Below, find each line holding "ways" and state how many there are, using the number alone.

DATA LINES:
****
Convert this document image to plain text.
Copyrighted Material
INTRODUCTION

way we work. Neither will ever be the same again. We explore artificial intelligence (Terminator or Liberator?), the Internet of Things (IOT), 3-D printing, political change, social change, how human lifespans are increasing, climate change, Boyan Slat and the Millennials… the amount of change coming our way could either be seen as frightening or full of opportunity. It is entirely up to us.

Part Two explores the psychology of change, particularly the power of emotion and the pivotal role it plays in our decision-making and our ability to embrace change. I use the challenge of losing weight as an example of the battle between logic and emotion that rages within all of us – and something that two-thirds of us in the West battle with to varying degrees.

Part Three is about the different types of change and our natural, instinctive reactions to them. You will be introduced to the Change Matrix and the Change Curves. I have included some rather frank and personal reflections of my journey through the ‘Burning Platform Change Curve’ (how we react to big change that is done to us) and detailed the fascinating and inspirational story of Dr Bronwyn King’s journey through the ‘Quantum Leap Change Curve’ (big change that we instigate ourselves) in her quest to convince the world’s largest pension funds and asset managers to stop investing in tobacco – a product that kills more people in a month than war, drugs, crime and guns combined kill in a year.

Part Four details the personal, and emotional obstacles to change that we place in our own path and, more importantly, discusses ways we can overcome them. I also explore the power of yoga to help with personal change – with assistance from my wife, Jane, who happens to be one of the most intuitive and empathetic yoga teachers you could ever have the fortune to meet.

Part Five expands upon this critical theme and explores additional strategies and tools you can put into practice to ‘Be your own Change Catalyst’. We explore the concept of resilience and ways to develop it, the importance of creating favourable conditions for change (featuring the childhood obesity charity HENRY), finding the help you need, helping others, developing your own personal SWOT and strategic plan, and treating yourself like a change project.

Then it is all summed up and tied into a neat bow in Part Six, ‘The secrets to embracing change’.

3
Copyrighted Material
****
IN RESPONSE: 2